* Goal: Each line containing the word "title" needs to be copied.

--- START OF Exercise materials ---

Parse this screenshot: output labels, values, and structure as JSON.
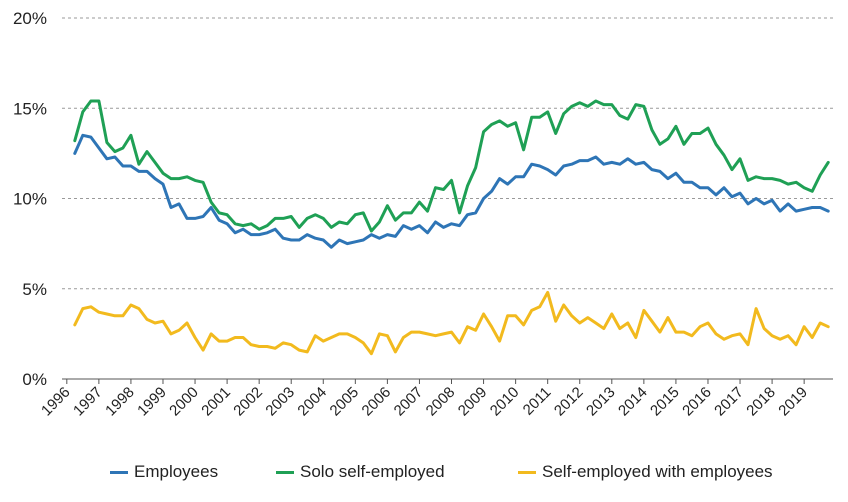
{
  "chart_data": {
    "type": "line",
    "ylim": [
      0,
      20
    ],
    "y_ticks": [
      "0%",
      "5%",
      "10%",
      "15%",
      "20%"
    ],
    "y_tick_values": [
      0,
      5,
      10,
      15,
      20
    ],
    "x_tick_labels": [
      "1996",
      "1997",
      "1998",
      "1999",
      "2000",
      "2001",
      "2002",
      "2003",
      "2004",
      "2005",
      "2006",
      "2007",
      "2008",
      "2009",
      "2010",
      "2011",
      "2012",
      "2013",
      "2014",
      "2015",
      "2016",
      "2017",
      "2018",
      "2019"
    ],
    "x_tick_values": [
      1996,
      1997,
      1998,
      1999,
      2000,
      2001,
      2002,
      2003,
      2004,
      2005,
      2006,
      2007,
      2008,
      2009,
      2010,
      2011,
      2012,
      2013,
      2014,
      2015,
      2016,
      2017,
      2018,
      2019
    ],
    "xlim": [
      1995.85,
      2019.9
    ],
    "grid": "horizontal-dashed",
    "legend_position": "bottom",
    "x": [
      1996.25,
      1996.5,
      1996.75,
      1997.0,
      1997.25,
      1997.5,
      1997.75,
      1998.0,
      1998.25,
      1998.5,
      1998.75,
      1999.0,
      1999.25,
      1999.5,
      1999.75,
      2000.0,
      2000.25,
      2000.5,
      2000.75,
      2001.0,
      2001.25,
      2001.5,
      2001.75,
      2002.0,
      2002.25,
      2002.5,
      2002.75,
      2003.0,
      2003.25,
      2003.5,
      2003.75,
      2004.0,
      2004.25,
      2004.5,
      2004.75,
      2005.0,
      2005.25,
      2005.5,
      2005.75,
      2006.0,
      2006.25,
      2006.5,
      2006.75,
      2007.0,
      2007.25,
      2007.5,
      2007.75,
      2008.0,
      2008.25,
      2008.5,
      2008.75,
      2009.0,
      2009.25,
      2009.5,
      2009.75,
      2010.0,
      2010.25,
      2010.5,
      2010.75,
      2011.0,
      2011.25,
      2011.5,
      2011.75,
      2012.0,
      2012.25,
      2012.5,
      2012.75,
      2013.0,
      2013.25,
      2013.5,
      2013.75,
      2014.0,
      2014.25,
      2014.5,
      2014.75,
      2015.0,
      2015.25,
      2015.5,
      2015.75,
      2016.0,
      2016.25,
      2016.5,
      2016.75,
      2017.0,
      2017.25,
      2017.5,
      2017.75,
      2018.0,
      2018.25,
      2018.5,
      2018.75,
      2019.0,
      2019.25,
      2019.5,
      2019.75
    ],
    "series": [
      {
        "name": "Employees",
        "color": "#2E75B6",
        "values": [
          12.5,
          13.5,
          13.4,
          12.8,
          12.2,
          12.3,
          11.8,
          11.8,
          11.5,
          11.5,
          11.1,
          10.8,
          9.5,
          9.7,
          8.9,
          8.9,
          9.0,
          9.5,
          8.8,
          8.6,
          8.1,
          8.3,
          8.0,
          8.0,
          8.1,
          8.3,
          7.8,
          7.7,
          7.7,
          8.0,
          7.8,
          7.7,
          7.3,
          7.7,
          7.5,
          7.6,
          7.7,
          8.0,
          7.8,
          8.0,
          7.9,
          8.5,
          8.3,
          8.5,
          8.1,
          8.7,
          8.4,
          8.6,
          8.5,
          9.1,
          9.2,
          10.0,
          10.4,
          11.1,
          10.8,
          11.2,
          11.2,
          11.9,
          11.8,
          11.6,
          11.3,
          11.8,
          11.9,
          12.1,
          12.1,
          12.3,
          11.9,
          12.0,
          11.9,
          12.2,
          11.9,
          12.0,
          11.6,
          11.5,
          11.1,
          11.4,
          10.9,
          10.9,
          10.6,
          10.6,
          10.2,
          10.6,
          10.1,
          10.3,
          9.7,
          10.0,
          9.7,
          9.9,
          9.3,
          9.7,
          9.3,
          9.4,
          9.5,
          9.5,
          9.3
        ]
      },
      {
        "name": "Solo self-employed",
        "color": "#1FA055",
        "values": [
          13.2,
          14.8,
          15.4,
          15.4,
          13.1,
          12.6,
          12.8,
          13.5,
          11.9,
          12.6,
          12.0,
          11.4,
          11.1,
          11.1,
          11.2,
          11.0,
          10.9,
          9.8,
          9.2,
          9.1,
          8.6,
          8.5,
          8.6,
          8.3,
          8.5,
          8.9,
          8.9,
          9.0,
          8.4,
          8.9,
          9.1,
          8.9,
          8.4,
          8.7,
          8.6,
          9.1,
          9.2,
          8.2,
          8.7,
          9.6,
          8.8,
          9.2,
          9.2,
          9.8,
          9.3,
          10.6,
          10.5,
          11.0,
          9.2,
          10.7,
          11.7,
          13.7,
          14.1,
          14.3,
          14.0,
          14.2,
          12.7,
          14.5,
          14.5,
          14.8,
          13.6,
          14.7,
          15.1,
          15.3,
          15.1,
          15.4,
          15.2,
          15.2,
          14.6,
          14.4,
          15.2,
          15.1,
          13.8,
          13.0,
          13.3,
          14.0,
          13.0,
          13.6,
          13.6,
          13.9,
          13.0,
          12.4,
          11.6,
          12.2,
          11.0,
          11.2,
          11.1,
          11.1,
          11.0,
          10.8,
          10.9,
          10.6,
          10.4,
          11.3,
          12.0
        ]
      },
      {
        "name": "Self-employed with employees",
        "color": "#F2BA1E",
        "values": [
          3.0,
          3.9,
          4.0,
          3.7,
          3.6,
          3.5,
          3.5,
          4.1,
          3.9,
          3.3,
          3.1,
          3.2,
          2.5,
          2.7,
          3.1,
          2.3,
          1.6,
          2.5,
          2.1,
          2.1,
          2.3,
          2.3,
          1.9,
          1.8,
          1.8,
          1.7,
          2.0,
          1.9,
          1.6,
          1.5,
          2.4,
          2.1,
          2.3,
          2.5,
          2.5,
          2.3,
          2.0,
          1.4,
          2.5,
          2.4,
          1.5,
          2.3,
          2.6,
          2.6,
          2.5,
          2.4,
          2.5,
          2.6,
          2.0,
          2.9,
          2.7,
          3.6,
          2.9,
          2.1,
          3.5,
          3.5,
          3.0,
          3.8,
          4.0,
          4.8,
          3.2,
          4.1,
          3.5,
          3.1,
          3.4,
          3.1,
          2.8,
          3.6,
          2.8,
          3.1,
          2.3,
          3.8,
          3.2,
          2.6,
          3.4,
          2.6,
          2.6,
          2.4,
          2.9,
          3.1,
          2.5,
          2.2,
          2.4,
          2.5,
          1.9,
          3.9,
          2.8,
          2.4,
          2.2,
          2.4,
          1.9,
          2.9,
          2.3,
          3.1,
          2.9
        ]
      }
    ]
  }
}
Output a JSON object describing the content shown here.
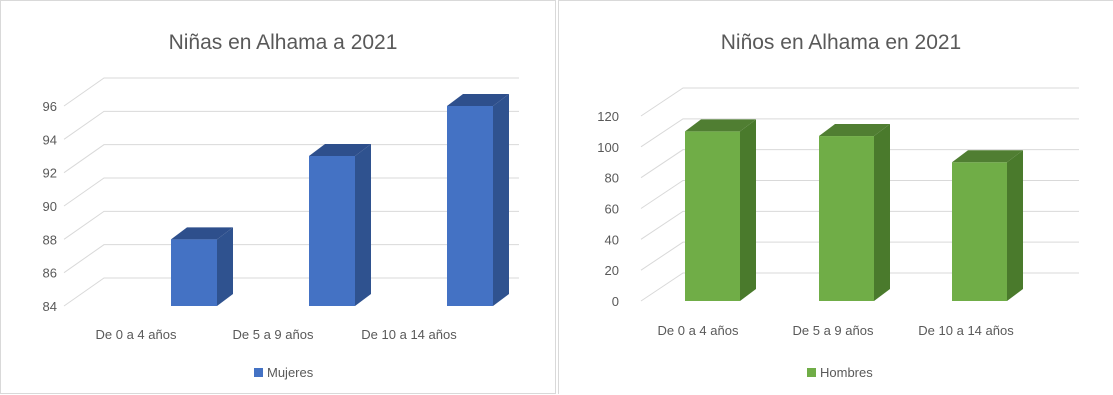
{
  "chart_data": [
    {
      "type": "bar",
      "title": "Niñas en Alhama a 2021",
      "categories": [
        "De 0 a 4 años",
        "De 5 a 9 años",
        "De 10 a 14 años"
      ],
      "series": [
        {
          "name": "Mujeres",
          "values": [
            88,
            93,
            96
          ]
        }
      ],
      "ylim": [
        84,
        96
      ],
      "yticks": [
        84,
        86,
        88,
        90,
        92,
        94,
        96
      ],
      "grid": true,
      "legend_position": "bottom",
      "colors": {
        "front": "#4472c4",
        "side": "#2f528f",
        "top": "#2e4f8c"
      }
    },
    {
      "type": "bar",
      "title": "Niños en Alhama en 2021",
      "categories": [
        "De 0 a 4 años",
        "De 5 a 9 años",
        "De 10 a 14 años"
      ],
      "series": [
        {
          "name": "Hombres",
          "values": [
            110,
            107,
            90
          ]
        }
      ],
      "ylim": [
        0,
        120
      ],
      "yticks": [
        0,
        20,
        40,
        60,
        80,
        100,
        120
      ],
      "grid": true,
      "legend_position": "bottom",
      "colors": {
        "front": "#70ad47",
        "side": "#4a7a2c",
        "top": "#507e32"
      }
    }
  ]
}
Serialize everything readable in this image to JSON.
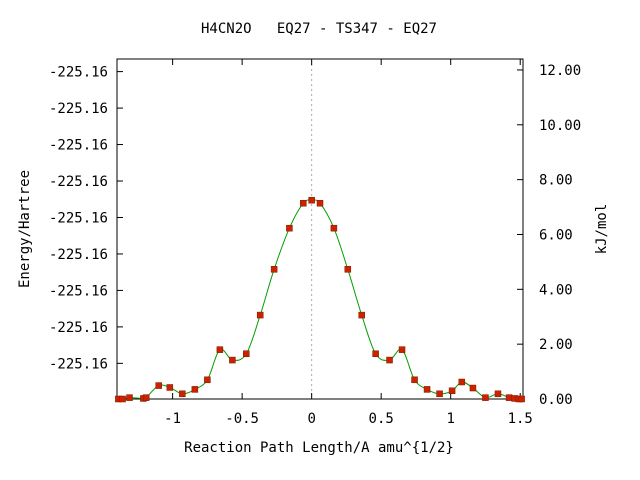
{
  "chart_data": {
    "type": "line",
    "title": "H4CN2O   EQ27 - TS347 - EQ27",
    "xlabel": "Reaction Path Length/A amu^{1/2}",
    "ylabel_left": "Energy/Hartree",
    "ylabel_right": "kJ/mol",
    "xlim": [
      -1.4,
      1.52
    ],
    "x_ticks": [
      -1,
      -0.5,
      0,
      0.5,
      1,
      1.5
    ],
    "x_tick_labels": [
      "-1",
      "-0.5",
      "0",
      "0.5",
      "1",
      "1.5"
    ],
    "y_right_lim": [
      0,
      12.4
    ],
    "y_right_ticks": [
      0,
      2,
      4,
      6,
      8,
      10,
      12
    ],
    "y_right_tick_labels": [
      "0.00",
      "2.00",
      "4.00",
      "6.00",
      "8.00",
      "10.00",
      "12.00"
    ],
    "y_left_tick_values_kjmol": [
      1.3,
      2.63,
      3.96,
      5.29,
      6.62,
      7.95,
      9.28,
      10.61,
      11.94
    ],
    "y_left_tick_labels": [
      "-225.16",
      "-225.16",
      "-225.16",
      "-225.16",
      "-225.16",
      "-225.16",
      "-225.16",
      "-225.16",
      "-225.16"
    ],
    "vertical_reference_x": 0,
    "grid": false,
    "colors": {
      "line": "#00a000",
      "marker": "#cc2200",
      "refline": "#aaaaaa"
    },
    "series": [
      {
        "x": [
          -1.39,
          -1.36,
          -1.31,
          -1.21,
          -1.19,
          -1.1,
          -1.02,
          -0.93,
          -0.84,
          -0.75,
          -0.66,
          -0.57,
          -0.47,
          -0.37,
          -0.27,
          -0.16,
          -0.06,
          0,
          0.06,
          0.16,
          0.26,
          0.36,
          0.46,
          0.56,
          0.65,
          0.74,
          0.83,
          0.92,
          1.01,
          1.08,
          1.16,
          1.25,
          1.34,
          1.42,
          1.46,
          1.49,
          1.51
        ],
        "values": [
          0.0,
          0.0,
          0.05,
          0.02,
          0.05,
          0.49,
          0.42,
          0.19,
          0.35,
          0.7,
          1.8,
          1.42,
          1.65,
          3.06,
          4.73,
          6.23,
          7.14,
          7.25,
          7.14,
          6.23,
          4.73,
          3.06,
          1.65,
          1.42,
          1.8,
          0.7,
          0.35,
          0.19,
          0.3,
          0.62,
          0.4,
          0.05,
          0.19,
          0.05,
          0.02,
          0.0,
          0.0
        ]
      }
    ]
  }
}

--- END OF Exercise materials ---

* Expected answer:
      "title": "Niñas en Alhama a 2021",
      "title": "Niños en Alhama en 2021",
    "title": "H4CN2O   EQ27 - TS347 - EQ27",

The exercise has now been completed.